Output the lines of the records from the one containing "Read the values" through the last, both ends included. Leave pictures out.
-.-.-
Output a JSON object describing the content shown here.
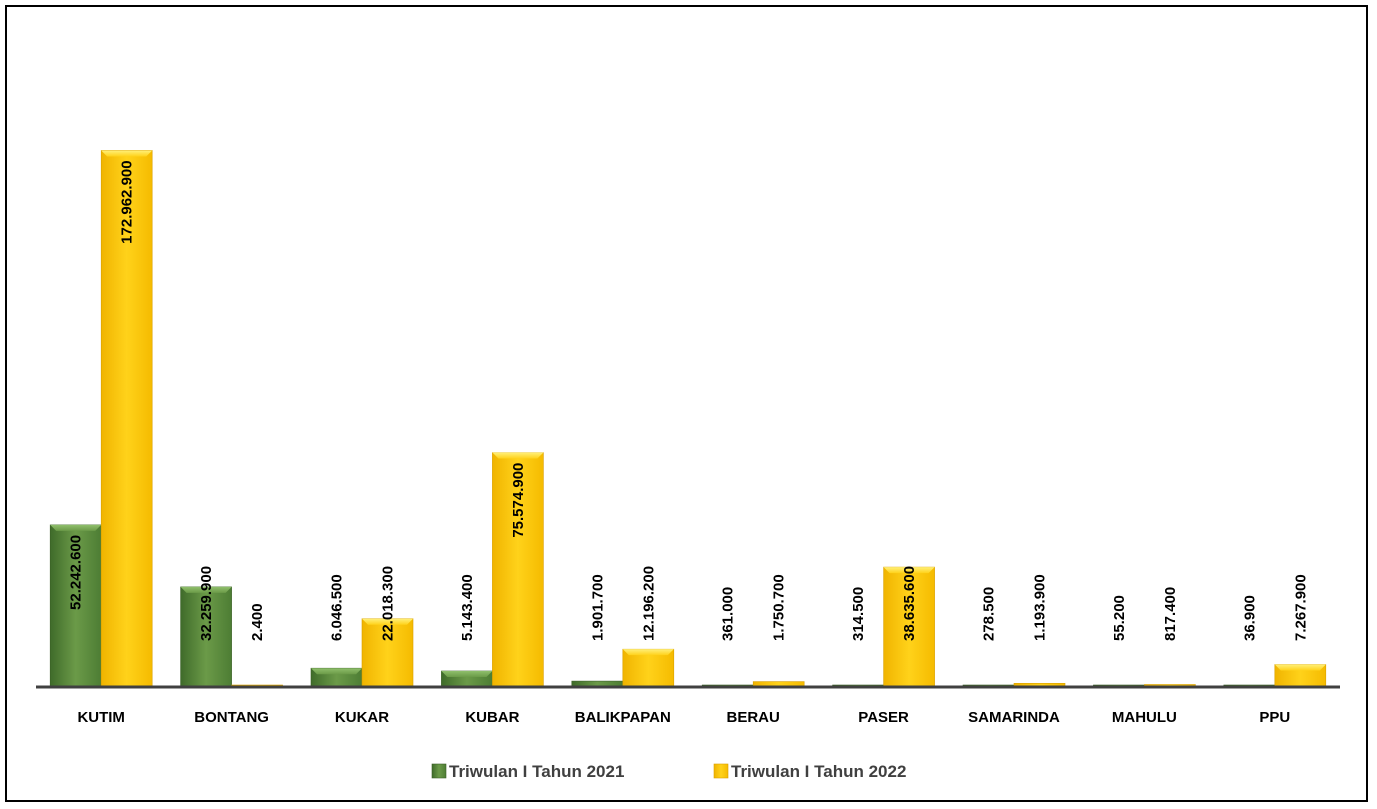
{
  "chart_data": {
    "type": "bar",
    "title": "",
    "xlabel": "",
    "ylabel": "",
    "ylim": [
      0,
      186000000
    ],
    "grid": false,
    "legend_position": "bottom",
    "categories": [
      "KUTIM",
      "BONTANG",
      "KUKAR",
      "KUBAR",
      "BALIKPAPAN",
      "BERAU",
      "PASER",
      "SAMARINDA",
      "MAHULU",
      "PPU"
    ],
    "series": [
      {
        "name": "Triwulan I Tahun 2021",
        "color": "#5a8a3a",
        "values": [
          52242600,
          32259900,
          6046500,
          5143400,
          1901700,
          361000,
          314500,
          278500,
          55200,
          36900
        ],
        "labels": [
          "52.242.600",
          "32.259.900",
          "6.046.500",
          "5.143.400",
          "1.901.700",
          "361.000",
          "314.500",
          "278.500",
          "55.200",
          "36.900"
        ]
      },
      {
        "name": "Triwulan I Tahun 2022",
        "color": "#ffc000",
        "values": [
          172962900,
          2400,
          22018300,
          75574900,
          12196200,
          1750700,
          38635600,
          1193900,
          817400,
          7267900
        ],
        "labels": [
          "172.962.900",
          "2.400",
          "22.018.300",
          "75.574.900",
          "12.196.200",
          "1.750.700",
          "38.635.600",
          "1.193.900",
          "817.400",
          "7.267.900"
        ]
      }
    ]
  }
}
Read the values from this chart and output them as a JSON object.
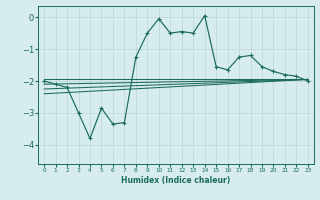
{
  "xlabel": "Humidex (Indice chaleur)",
  "bg_color": "#d6ecee",
  "grid_color": "#c2d8da",
  "line_color": "#1a6b5e",
  "xlim": [
    -0.5,
    23.5
  ],
  "ylim": [
    -4.6,
    0.35
  ],
  "xticks": [
    0,
    1,
    2,
    3,
    4,
    5,
    6,
    7,
    8,
    9,
    10,
    11,
    12,
    13,
    14,
    15,
    16,
    17,
    18,
    19,
    20,
    21,
    22,
    23
  ],
  "yticks": [
    0,
    -1,
    -2,
    -3,
    -4
  ],
  "main_x": [
    0,
    1,
    2,
    3,
    4,
    5,
    6,
    7,
    8,
    9,
    10,
    11,
    12,
    13,
    14,
    15,
    16,
    17,
    18,
    19,
    20,
    21,
    22,
    23
  ],
  "main_y": [
    -2.0,
    -2.1,
    -2.2,
    -3.0,
    -3.8,
    -2.85,
    -3.35,
    -3.3,
    -1.25,
    -0.5,
    -0.05,
    -0.5,
    -0.45,
    -0.5,
    0.05,
    -1.55,
    -1.65,
    -1.25,
    -1.2,
    -1.55,
    -1.7,
    -1.8,
    -1.85,
    -2.0
  ],
  "upper_line_x": [
    0,
    23
  ],
  "upper_line_y": [
    -1.95,
    -1.95
  ],
  "lower_line_x": [
    0,
    23
  ],
  "lower_line_y": [
    -2.4,
    -1.95
  ],
  "mid_upper_line_x": [
    0,
    23
  ],
  "mid_upper_line_y": [
    -2.1,
    -1.95
  ],
  "mid_lower_line_x": [
    0,
    23
  ],
  "mid_lower_line_y": [
    -2.25,
    -1.95
  ]
}
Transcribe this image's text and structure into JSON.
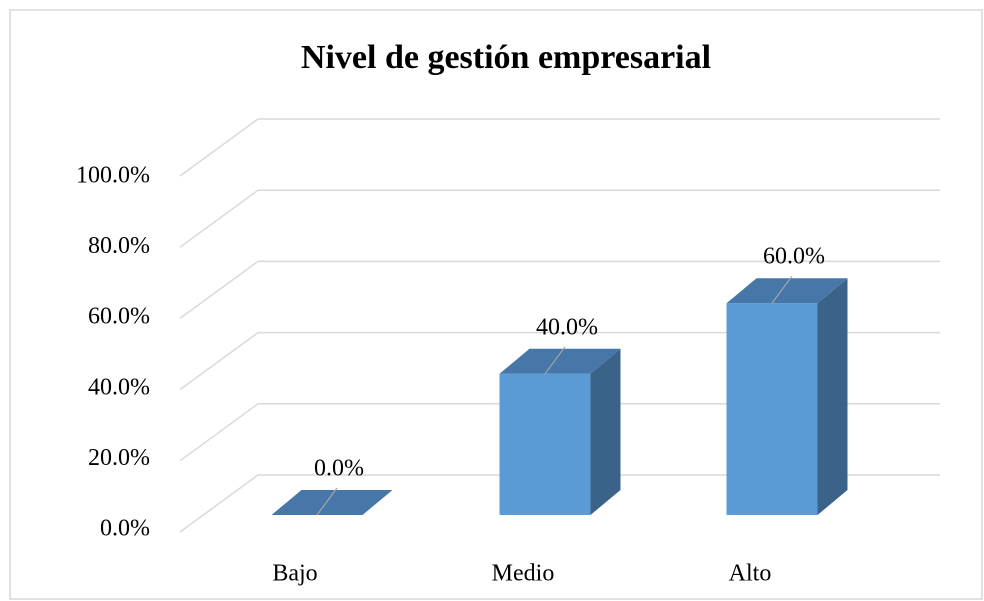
-.-.-
ANSWER FOR THIS EXERCISE —
Read the values from this chart and output them as a JSON object.
{
  "xlabel": "Humidex (Indice chaleur)",
  "bg_color": "#d6ecee",
  "grid_color": "#c2d8da",
  "line_color": "#1a6b5e",
  "xlim": [
    -0.5,
    23.5
  ],
  "ylim": [
    -4.6,
    0.35
  ],
  "xticks": [
    0,
    1,
    2,
    3,
    4,
    5,
    6,
    7,
    8,
    9,
    10,
    11,
    12,
    13,
    14,
    15,
    16,
    17,
    18,
    19,
    20,
    21,
    22,
    23
  ],
  "yticks": [
    0,
    -1,
    -2,
    -3,
    -4
  ],
  "main_x": [
    0,
    1,
    2,
    3,
    4,
    5,
    6,
    7,
    8,
    9,
    10,
    11,
    12,
    13,
    14,
    15,
    16,
    17,
    18,
    19,
    20,
    21,
    22,
    23
  ],
  "main_y": [
    -2.0,
    -2.1,
    -2.2,
    -3.0,
    -3.8,
    -2.85,
    -3.35,
    -3.3,
    -1.25,
    -0.5,
    -0.05,
    -0.5,
    -0.45,
    -0.5,
    0.05,
    -1.55,
    -1.65,
    -1.25,
    -1.2,
    -1.55,
    -1.7,
    -1.8,
    -1.85,
    -2.0
  ],
  "upper_line_x": [
    0,
    23
  ],
  "upper_line_y": [
    -1.95,
    -1.95
  ],
  "lower_line_x": [
    0,
    23
  ],
  "lower_line_y": [
    -2.4,
    -1.95
  ],
  "mid_upper_line_x": [
    0,
    23
  ],
  "mid_upper_line_y": [
    -2.1,
    -1.95
  ],
  "mid_lower_line_x": [
    0,
    23
  ],
  "mid_lower_line_y": [
    -2.25,
    -1.95
  ]
}
Transcribe this image's text and structure into JSON.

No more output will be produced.